Task brief: Tally the lines that include "مثارات". Output the number only.

Provided entries:
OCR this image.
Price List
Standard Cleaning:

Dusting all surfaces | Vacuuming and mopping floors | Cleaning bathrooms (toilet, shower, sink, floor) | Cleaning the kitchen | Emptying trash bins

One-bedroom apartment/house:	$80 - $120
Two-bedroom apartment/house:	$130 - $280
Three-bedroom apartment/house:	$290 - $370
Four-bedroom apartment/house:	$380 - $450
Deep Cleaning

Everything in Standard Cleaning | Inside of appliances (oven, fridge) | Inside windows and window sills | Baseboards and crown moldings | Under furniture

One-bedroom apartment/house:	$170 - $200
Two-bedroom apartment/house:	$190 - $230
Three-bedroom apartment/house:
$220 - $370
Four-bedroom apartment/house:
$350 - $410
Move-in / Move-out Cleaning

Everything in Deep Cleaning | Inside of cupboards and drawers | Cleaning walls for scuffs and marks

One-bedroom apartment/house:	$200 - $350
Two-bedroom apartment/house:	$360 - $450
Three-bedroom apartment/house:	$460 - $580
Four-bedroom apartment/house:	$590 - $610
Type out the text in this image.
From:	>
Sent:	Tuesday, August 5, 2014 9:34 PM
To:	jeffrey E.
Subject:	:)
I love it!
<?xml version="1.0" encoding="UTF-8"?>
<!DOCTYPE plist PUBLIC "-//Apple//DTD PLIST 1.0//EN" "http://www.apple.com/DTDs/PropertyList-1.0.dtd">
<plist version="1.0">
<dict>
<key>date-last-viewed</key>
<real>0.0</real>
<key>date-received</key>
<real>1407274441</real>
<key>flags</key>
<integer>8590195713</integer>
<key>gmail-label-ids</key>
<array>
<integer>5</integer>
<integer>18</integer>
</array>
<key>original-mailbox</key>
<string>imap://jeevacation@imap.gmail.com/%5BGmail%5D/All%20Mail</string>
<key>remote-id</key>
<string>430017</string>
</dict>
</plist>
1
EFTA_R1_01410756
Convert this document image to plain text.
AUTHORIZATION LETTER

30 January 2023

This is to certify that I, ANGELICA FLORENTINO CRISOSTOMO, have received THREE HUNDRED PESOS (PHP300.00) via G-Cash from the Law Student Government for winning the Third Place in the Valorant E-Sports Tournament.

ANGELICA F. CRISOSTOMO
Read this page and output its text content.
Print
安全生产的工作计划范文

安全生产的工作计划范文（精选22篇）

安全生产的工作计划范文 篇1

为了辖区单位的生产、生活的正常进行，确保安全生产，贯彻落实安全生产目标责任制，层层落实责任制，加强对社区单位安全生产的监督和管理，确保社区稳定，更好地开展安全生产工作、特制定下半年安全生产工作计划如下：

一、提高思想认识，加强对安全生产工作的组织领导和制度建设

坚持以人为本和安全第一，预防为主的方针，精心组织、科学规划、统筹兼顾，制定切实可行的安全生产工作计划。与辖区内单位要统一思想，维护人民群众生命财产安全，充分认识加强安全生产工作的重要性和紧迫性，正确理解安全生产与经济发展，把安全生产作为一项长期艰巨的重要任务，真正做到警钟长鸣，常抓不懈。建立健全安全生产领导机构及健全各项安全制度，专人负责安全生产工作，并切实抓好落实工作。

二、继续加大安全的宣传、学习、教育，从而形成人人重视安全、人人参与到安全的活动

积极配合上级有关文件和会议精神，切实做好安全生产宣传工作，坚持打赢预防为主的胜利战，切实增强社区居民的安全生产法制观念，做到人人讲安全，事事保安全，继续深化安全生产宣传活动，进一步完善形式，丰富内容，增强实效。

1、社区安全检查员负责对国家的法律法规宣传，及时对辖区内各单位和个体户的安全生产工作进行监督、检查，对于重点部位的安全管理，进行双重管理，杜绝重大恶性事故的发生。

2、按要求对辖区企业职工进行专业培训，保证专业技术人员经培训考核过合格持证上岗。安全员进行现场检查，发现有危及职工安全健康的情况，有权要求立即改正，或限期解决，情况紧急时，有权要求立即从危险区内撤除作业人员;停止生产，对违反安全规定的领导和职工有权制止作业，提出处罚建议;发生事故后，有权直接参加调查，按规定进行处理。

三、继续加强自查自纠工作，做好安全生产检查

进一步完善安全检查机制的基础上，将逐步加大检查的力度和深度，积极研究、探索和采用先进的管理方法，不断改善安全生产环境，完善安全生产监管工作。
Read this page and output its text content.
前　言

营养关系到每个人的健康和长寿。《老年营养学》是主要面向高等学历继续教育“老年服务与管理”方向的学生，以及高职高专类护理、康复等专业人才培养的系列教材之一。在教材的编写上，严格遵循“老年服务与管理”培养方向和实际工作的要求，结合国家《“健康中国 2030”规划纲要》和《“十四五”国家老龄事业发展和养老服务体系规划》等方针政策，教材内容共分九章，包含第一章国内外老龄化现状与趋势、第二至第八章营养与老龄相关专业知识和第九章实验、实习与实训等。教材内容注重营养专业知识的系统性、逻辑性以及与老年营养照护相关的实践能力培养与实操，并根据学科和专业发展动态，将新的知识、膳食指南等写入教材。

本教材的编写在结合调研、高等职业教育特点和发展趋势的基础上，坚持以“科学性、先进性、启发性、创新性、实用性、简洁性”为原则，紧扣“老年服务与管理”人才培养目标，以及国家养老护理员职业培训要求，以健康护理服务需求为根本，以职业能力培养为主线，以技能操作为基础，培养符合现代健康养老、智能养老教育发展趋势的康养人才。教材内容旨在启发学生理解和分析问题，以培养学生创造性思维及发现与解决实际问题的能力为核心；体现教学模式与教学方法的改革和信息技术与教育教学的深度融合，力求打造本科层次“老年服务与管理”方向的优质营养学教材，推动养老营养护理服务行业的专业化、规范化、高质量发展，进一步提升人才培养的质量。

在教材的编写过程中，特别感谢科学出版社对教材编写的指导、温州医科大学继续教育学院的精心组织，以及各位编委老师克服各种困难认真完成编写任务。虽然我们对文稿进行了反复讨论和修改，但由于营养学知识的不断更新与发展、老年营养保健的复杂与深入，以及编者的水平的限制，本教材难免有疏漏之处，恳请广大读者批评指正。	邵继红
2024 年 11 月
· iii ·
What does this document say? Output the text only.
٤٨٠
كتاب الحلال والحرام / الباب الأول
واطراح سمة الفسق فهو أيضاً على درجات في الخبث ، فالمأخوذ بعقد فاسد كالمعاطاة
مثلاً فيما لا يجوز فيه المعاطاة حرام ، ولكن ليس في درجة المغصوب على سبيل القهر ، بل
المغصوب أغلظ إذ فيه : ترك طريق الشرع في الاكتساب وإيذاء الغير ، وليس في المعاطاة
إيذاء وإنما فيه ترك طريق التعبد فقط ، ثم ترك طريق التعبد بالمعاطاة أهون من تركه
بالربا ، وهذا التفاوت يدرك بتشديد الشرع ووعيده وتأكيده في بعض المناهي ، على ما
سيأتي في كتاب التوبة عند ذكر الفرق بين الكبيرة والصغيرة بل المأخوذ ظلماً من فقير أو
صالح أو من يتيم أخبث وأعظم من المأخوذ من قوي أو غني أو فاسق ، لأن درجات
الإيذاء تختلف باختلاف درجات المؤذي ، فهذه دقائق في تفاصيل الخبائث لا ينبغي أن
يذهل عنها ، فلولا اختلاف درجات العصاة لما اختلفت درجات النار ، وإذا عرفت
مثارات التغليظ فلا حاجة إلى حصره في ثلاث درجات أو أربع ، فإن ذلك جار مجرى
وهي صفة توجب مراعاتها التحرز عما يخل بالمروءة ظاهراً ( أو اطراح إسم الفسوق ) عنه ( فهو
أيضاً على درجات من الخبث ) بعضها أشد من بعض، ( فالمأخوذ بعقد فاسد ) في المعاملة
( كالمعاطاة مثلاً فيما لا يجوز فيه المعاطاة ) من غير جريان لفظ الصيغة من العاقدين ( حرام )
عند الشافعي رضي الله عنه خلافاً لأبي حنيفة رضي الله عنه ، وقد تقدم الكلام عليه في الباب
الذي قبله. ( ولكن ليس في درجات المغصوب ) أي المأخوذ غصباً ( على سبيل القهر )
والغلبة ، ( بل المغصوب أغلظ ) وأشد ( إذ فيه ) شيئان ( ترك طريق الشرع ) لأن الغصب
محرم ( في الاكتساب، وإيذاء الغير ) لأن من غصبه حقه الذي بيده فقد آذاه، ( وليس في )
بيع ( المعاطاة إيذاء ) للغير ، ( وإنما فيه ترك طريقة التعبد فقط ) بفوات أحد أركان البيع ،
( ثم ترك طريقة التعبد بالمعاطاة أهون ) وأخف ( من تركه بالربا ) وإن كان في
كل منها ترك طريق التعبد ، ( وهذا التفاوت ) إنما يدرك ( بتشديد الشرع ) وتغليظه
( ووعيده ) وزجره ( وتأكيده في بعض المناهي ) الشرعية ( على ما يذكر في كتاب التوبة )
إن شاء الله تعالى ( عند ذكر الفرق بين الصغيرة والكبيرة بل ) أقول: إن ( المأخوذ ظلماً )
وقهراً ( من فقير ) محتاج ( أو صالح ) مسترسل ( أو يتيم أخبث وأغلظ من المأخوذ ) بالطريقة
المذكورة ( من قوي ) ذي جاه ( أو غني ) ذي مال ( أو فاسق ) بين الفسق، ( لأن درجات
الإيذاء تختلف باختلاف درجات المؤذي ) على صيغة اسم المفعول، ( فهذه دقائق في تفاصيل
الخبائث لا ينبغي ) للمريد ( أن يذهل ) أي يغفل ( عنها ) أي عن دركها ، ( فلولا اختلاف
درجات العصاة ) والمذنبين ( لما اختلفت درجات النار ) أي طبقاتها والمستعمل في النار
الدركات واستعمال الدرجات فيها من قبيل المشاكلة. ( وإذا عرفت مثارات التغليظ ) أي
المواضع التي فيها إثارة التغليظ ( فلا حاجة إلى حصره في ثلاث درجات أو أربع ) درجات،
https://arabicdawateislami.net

Response: 2